» Brief:
Write out each line exactly as given. Leave the pictures out of your copy.
--- BEGIN ---
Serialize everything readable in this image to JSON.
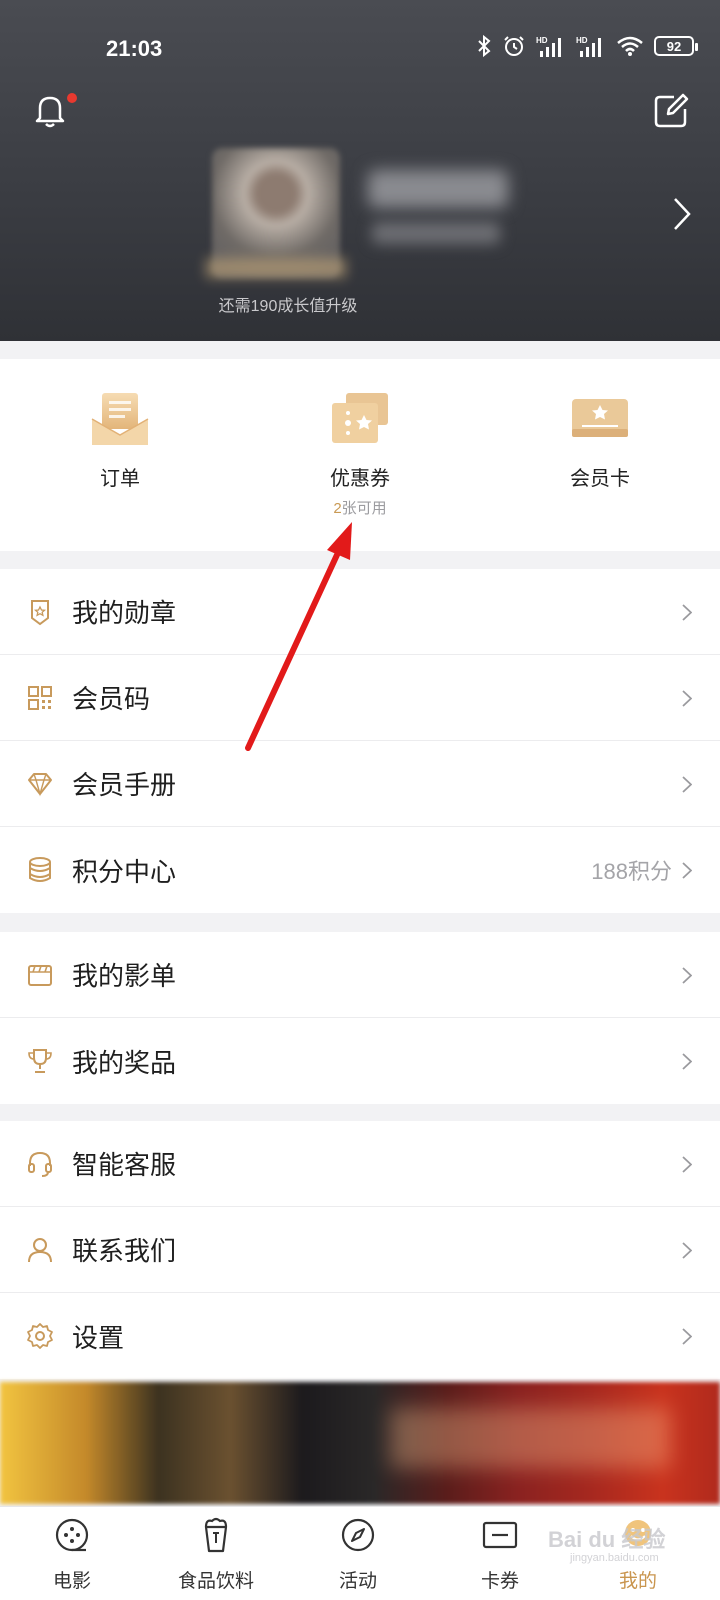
{
  "status_bar": {
    "time": "21:03",
    "battery": "92"
  },
  "header": {
    "upgrade_text": "还需190成长值升级"
  },
  "quick_actions": [
    {
      "label": "订单",
      "sub": ""
    },
    {
      "label": "优惠券",
      "sub_count": "2",
      "sub_text": "张可用"
    },
    {
      "label": "会员卡",
      "sub": ""
    }
  ],
  "menu": {
    "group1": [
      {
        "label": "我的勋章",
        "icon": "medal-icon"
      },
      {
        "label": "会员码",
        "icon": "qr-code-icon"
      },
      {
        "label": "会员手册",
        "icon": "diamond-icon"
      },
      {
        "label": "积分中心",
        "icon": "coins-icon",
        "value": "188积分"
      }
    ],
    "group2": [
      {
        "label": "我的影单",
        "icon": "clapperboard-icon"
      },
      {
        "label": "我的奖品",
        "icon": "trophy-icon"
      }
    ],
    "group3": [
      {
        "label": "智能客服",
        "icon": "headset-icon"
      },
      {
        "label": "联系我们",
        "icon": "person-icon"
      },
      {
        "label": "设置",
        "icon": "gear-icon"
      }
    ]
  },
  "bottom_nav": [
    {
      "label": "电影"
    },
    {
      "label": "食品饮料"
    },
    {
      "label": "活动"
    },
    {
      "label": "卡券"
    },
    {
      "label": "我的"
    }
  ],
  "watermark": {
    "text": "Bai du 经验",
    "sub": "jingyan.baidu.com"
  },
  "colors": {
    "accent": "#c9954e",
    "header_dark": "#3b3d43",
    "annotation_red": "#e21a1a"
  }
}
--- END ---
» Full solution:
Serialize everything readable in this image to JSON.
{
  "status_bar": {
    "time": "21:03",
    "battery": "92"
  },
  "header": {
    "upgrade_text": "还需190成长值升级"
  },
  "quick_actions": [
    {
      "label": "订单",
      "sub": ""
    },
    {
      "label": "优惠券",
      "sub_count": "2",
      "sub_text": "张可用"
    },
    {
      "label": "会员卡",
      "sub": ""
    }
  ],
  "menu": {
    "group1": [
      {
        "label": "我的勋章",
        "icon": "medal-icon"
      },
      {
        "label": "会员码",
        "icon": "qr-code-icon"
      },
      {
        "label": "会员手册",
        "icon": "diamond-icon"
      },
      {
        "label": "积分中心",
        "icon": "coins-icon",
        "value": "188积分"
      }
    ],
    "group2": [
      {
        "label": "我的影单",
        "icon": "clapperboard-icon"
      },
      {
        "label": "我的奖品",
        "icon": "trophy-icon"
      }
    ],
    "group3": [
      {
        "label": "智能客服",
        "icon": "headset-icon"
      },
      {
        "label": "联系我们",
        "icon": "person-icon"
      },
      {
        "label": "设置",
        "icon": "gear-icon"
      }
    ]
  },
  "bottom_nav": [
    {
      "label": "电影"
    },
    {
      "label": "食品饮料"
    },
    {
      "label": "活动"
    },
    {
      "label": "卡券"
    },
    {
      "label": "我的"
    }
  ],
  "watermark": {
    "text": "Bai du 经验",
    "sub": "jingyan.baidu.com"
  },
  "colors": {
    "accent": "#c9954e",
    "header_dark": "#3b3d43",
    "annotation_red": "#e21a1a"
  }
}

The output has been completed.